• _Text block_
------------------------
It’s really exciting to be able to include some spring fruit in your boxes this week! Who doesn’t like fruit?
There’s a fair amount of work that has to happen before we get to harvesting the fruit, as with most of our crops. Strawberry transplants go in the ground in the beginning of September and then must be weeded and tended until they start bearing a crop the next spring. So they take up valuable real estate in the field long before they start paying “rent”. Strawberry plants bear fruit for multiple years but their productivity drops dramatically after the first year, so for us, they’re a one year crop. Note: strawberry jam is back and is available on the web store!
This past month has marked a critical period for our summer and fall fruits (stone fruit like peaches and apricots; the pome fruits like apples and pears; and grapes). The fruit crew has been busy thinning these trees and vines. After harvest, it’s one of the most important fruit activities that we do, as well as one of the most labor-intensive. Thinning means removing a lot (in fact, most!) of the young fruit on a tree. It seems counterintuitive – why would we do this? Thinning improves the size and quality of fruit (higher leaf to fruit ratio – and the leaves are providing carbohydrates for the fruit to develop into sugars) and in very high yield years, it protects the tree limbs from breaking under the weight of the fruit. Additionally, when there are clusters of fruit, it can also help reduce the spread of diseases and mold caused by damp areas between those clusters.
------------------------
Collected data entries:
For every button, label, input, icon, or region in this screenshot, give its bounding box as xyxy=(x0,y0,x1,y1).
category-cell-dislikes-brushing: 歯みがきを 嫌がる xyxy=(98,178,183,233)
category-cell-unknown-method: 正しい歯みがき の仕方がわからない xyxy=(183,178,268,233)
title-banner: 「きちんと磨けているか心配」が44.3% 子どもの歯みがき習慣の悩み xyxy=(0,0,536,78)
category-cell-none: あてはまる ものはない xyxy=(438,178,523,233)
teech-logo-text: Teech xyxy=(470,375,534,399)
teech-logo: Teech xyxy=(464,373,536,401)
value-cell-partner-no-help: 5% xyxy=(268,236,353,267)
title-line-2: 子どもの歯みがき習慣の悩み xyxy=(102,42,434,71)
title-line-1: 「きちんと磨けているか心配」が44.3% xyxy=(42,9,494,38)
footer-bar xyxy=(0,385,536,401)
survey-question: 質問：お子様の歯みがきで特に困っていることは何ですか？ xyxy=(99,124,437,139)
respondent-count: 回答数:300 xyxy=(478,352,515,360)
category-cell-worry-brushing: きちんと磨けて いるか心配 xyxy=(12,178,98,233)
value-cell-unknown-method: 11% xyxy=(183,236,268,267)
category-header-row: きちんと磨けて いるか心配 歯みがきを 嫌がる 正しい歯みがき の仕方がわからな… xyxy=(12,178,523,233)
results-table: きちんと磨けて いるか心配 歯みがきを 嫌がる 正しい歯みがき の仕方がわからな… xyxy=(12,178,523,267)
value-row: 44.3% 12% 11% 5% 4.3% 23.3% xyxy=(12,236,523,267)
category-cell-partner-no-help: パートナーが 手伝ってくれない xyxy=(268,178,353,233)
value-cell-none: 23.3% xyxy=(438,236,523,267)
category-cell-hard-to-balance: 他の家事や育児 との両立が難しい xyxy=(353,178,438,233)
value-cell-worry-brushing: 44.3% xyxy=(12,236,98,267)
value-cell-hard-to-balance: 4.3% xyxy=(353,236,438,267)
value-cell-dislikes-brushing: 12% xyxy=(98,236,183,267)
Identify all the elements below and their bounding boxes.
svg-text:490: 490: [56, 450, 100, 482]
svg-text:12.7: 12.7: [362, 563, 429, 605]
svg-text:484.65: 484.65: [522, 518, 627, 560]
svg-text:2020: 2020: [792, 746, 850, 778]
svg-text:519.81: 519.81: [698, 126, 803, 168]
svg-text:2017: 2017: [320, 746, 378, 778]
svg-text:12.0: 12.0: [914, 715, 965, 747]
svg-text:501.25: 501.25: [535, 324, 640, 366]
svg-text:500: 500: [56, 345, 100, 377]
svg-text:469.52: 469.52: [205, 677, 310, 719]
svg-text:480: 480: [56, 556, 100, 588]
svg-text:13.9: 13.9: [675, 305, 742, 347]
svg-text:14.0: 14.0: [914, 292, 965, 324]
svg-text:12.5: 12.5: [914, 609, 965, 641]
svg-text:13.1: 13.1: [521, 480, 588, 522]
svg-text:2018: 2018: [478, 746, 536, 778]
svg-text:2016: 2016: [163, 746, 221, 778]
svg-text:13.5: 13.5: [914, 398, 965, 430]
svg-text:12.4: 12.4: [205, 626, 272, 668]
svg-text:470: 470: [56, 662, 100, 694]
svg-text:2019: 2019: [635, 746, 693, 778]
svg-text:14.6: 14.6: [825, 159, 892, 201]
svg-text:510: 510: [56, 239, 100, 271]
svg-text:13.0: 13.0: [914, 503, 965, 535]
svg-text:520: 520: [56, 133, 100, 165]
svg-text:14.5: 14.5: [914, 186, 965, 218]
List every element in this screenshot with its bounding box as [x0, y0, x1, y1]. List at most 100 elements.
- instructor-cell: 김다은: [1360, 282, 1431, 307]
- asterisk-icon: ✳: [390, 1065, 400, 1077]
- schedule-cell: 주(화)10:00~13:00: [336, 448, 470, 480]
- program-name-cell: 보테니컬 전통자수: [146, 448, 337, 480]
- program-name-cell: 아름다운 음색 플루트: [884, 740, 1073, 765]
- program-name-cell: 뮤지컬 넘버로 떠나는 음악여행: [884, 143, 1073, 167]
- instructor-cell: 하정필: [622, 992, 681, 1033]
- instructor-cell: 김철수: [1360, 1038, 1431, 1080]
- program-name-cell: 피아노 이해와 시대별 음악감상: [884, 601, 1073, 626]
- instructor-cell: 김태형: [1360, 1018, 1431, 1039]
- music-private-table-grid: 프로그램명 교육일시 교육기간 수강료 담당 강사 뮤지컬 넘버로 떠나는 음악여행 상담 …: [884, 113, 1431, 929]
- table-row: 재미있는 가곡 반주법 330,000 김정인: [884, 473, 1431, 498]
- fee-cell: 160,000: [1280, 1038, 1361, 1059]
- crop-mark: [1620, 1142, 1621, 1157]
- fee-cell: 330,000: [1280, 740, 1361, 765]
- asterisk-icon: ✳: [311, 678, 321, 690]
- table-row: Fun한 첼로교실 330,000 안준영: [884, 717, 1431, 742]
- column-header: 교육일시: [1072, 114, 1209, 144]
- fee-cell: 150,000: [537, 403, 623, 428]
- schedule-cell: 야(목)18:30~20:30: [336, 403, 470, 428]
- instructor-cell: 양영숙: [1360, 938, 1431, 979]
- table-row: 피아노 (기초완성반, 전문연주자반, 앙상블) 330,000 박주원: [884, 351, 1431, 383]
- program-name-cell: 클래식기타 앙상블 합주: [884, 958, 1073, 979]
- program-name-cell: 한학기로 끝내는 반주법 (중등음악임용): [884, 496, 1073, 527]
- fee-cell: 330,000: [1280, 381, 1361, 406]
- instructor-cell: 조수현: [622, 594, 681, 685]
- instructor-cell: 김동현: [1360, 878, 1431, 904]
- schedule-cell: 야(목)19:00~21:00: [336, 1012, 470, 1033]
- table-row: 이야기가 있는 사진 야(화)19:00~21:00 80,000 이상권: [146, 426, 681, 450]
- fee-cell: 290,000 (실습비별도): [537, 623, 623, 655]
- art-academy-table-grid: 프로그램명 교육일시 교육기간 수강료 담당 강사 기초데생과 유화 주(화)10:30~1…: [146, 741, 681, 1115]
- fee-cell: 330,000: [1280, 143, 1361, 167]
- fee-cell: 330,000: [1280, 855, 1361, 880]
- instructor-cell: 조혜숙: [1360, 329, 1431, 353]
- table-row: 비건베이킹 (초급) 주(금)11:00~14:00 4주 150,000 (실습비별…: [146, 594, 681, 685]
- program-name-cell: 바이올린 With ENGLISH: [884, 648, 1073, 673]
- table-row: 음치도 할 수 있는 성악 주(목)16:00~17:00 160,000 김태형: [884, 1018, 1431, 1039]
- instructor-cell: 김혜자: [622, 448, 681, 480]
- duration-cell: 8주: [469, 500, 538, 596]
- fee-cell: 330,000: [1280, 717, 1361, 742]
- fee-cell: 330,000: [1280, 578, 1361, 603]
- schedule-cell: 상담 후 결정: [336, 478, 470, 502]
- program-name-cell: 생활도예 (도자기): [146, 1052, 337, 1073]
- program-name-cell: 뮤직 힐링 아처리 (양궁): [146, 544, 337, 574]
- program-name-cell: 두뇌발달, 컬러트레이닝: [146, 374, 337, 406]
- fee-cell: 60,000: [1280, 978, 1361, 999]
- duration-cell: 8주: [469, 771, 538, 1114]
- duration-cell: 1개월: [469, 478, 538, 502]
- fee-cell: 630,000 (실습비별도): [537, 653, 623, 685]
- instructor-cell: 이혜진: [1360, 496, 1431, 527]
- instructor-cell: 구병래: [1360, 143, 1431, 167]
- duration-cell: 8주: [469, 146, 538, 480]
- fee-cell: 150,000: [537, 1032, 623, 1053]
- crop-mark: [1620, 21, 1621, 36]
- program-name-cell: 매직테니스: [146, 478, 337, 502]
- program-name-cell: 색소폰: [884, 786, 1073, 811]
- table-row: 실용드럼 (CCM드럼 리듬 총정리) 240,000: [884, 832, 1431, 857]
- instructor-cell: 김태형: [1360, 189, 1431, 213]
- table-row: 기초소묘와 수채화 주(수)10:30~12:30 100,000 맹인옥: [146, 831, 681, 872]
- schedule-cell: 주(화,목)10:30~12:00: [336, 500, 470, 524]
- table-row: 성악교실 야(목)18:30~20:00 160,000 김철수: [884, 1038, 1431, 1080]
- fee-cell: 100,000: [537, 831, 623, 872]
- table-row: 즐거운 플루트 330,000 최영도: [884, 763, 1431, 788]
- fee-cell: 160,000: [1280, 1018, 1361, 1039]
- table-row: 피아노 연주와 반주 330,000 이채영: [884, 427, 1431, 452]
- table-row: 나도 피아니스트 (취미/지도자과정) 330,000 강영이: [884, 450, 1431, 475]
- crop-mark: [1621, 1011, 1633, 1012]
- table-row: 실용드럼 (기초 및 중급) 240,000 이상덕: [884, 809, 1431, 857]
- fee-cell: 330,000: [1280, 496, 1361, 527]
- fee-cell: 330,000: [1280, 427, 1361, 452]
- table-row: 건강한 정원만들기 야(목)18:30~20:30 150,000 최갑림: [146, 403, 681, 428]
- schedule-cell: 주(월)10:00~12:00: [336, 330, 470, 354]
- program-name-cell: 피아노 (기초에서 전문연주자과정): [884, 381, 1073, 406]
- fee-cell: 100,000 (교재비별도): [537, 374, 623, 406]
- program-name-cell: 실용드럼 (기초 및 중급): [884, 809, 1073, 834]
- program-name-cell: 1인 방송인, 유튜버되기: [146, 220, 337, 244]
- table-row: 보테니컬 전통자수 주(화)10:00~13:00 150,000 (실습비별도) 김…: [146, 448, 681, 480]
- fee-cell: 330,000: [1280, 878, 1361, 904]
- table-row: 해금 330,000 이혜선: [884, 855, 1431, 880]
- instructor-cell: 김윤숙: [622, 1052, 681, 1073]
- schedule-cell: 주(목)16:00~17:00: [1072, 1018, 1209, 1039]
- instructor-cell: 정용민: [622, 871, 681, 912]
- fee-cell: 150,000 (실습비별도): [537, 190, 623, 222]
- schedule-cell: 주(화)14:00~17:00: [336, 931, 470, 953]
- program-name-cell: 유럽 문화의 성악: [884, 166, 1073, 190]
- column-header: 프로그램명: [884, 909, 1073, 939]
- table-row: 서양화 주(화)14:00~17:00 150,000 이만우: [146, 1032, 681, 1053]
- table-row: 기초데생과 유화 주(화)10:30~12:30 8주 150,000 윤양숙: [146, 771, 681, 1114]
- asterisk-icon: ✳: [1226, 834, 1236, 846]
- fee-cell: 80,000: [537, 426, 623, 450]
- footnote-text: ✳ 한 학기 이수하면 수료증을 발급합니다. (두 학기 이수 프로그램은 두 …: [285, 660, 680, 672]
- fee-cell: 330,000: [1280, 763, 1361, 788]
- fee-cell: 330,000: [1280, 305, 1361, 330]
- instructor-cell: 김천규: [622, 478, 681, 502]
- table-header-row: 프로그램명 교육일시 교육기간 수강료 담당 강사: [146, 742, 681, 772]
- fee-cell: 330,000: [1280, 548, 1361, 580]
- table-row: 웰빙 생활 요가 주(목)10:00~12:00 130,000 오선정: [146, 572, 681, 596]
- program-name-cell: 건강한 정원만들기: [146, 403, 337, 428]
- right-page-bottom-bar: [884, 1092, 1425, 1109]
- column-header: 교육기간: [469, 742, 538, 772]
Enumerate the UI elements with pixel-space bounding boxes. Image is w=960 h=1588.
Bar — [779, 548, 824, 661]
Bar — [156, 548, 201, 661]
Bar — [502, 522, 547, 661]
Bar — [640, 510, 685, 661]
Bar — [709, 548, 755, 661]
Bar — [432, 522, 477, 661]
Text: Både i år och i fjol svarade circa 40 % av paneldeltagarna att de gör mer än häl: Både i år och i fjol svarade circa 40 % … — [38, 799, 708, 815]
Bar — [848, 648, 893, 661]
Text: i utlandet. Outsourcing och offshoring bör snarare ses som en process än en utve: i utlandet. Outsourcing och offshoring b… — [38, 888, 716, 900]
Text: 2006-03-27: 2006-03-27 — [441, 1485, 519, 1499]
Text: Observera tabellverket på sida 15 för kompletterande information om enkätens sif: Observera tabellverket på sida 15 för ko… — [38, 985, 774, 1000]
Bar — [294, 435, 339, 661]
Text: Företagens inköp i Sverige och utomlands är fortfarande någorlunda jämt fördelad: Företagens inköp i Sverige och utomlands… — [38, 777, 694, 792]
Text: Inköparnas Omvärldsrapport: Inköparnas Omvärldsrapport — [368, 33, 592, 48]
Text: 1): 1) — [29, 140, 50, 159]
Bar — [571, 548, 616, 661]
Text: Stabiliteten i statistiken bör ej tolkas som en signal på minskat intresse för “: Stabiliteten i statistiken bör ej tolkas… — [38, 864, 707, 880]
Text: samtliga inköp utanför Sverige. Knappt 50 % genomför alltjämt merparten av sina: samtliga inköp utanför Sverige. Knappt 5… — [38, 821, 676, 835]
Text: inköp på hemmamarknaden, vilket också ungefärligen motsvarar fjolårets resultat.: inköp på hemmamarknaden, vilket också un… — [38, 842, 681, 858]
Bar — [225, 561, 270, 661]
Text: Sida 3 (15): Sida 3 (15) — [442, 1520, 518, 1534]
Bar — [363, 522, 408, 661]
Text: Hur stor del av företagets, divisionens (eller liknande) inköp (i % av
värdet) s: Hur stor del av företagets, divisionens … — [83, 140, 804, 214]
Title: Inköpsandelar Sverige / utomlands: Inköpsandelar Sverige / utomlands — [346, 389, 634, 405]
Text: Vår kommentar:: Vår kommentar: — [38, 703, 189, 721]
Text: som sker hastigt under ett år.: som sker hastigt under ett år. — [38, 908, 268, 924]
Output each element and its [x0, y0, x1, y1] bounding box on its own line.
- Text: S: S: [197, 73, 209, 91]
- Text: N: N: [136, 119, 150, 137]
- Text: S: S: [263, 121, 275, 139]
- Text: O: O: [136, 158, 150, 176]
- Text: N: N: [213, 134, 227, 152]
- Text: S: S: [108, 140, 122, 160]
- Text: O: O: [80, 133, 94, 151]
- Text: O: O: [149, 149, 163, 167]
------------------------
• _Assignment_
Resume the farm newsletter piece on spring strawberries and fruit thinning. Start with the sentence that follows its last point, about disease and mold between clusters of fruit.

• _Expected output_
Thinning is a time-sensitive task. If you wait too long, the benefits of thinning don’t materialize and the remaining fruits stay small. And it thinning too early isn’t a good idea either; it can be harmful for certain varieties and fruits might be too small. You’re aiming to remove small, deformed, diseased, or blemished fruit and have left the largest, best looking fruit so if they aren’t developed enough, you can’t tell! It ends up being a mid-April to mid-May activity, based on when the variety blooms. When you leave a tree after thinning, depending on the variety, peaches will be 5-7 inches apart and apricots and plums will be 3-5 inches apart. So there isn’t an exact percentage of fruit that should be left on the tree, but in years with a heavy load of fruit, our team might only leave 10%!
Thinning is a huge job and takes a lot of work, but it isn’t really an option to do it if there’s a decent amount of fruit on the trees. If we didn’t thin, we’d be left with orchards full of small, golf ball-sized peaches, which aren’t something our CSA members, farmers market customers, or other buyers want. We don’t have to thin pomegranate, persimmon, fig, citrus, or nut trees, but that still leaves us with plenty of others to take care of. It’s something that home gardeners with fruit trees can do too and there are several great guides released by University Cooperative Extension’s Master Gardener program that can provide advice.
So – a big thanks to our fruit crew (pictured above are José and Nefi) for all their thinning work now in service of great fruit later on this summer!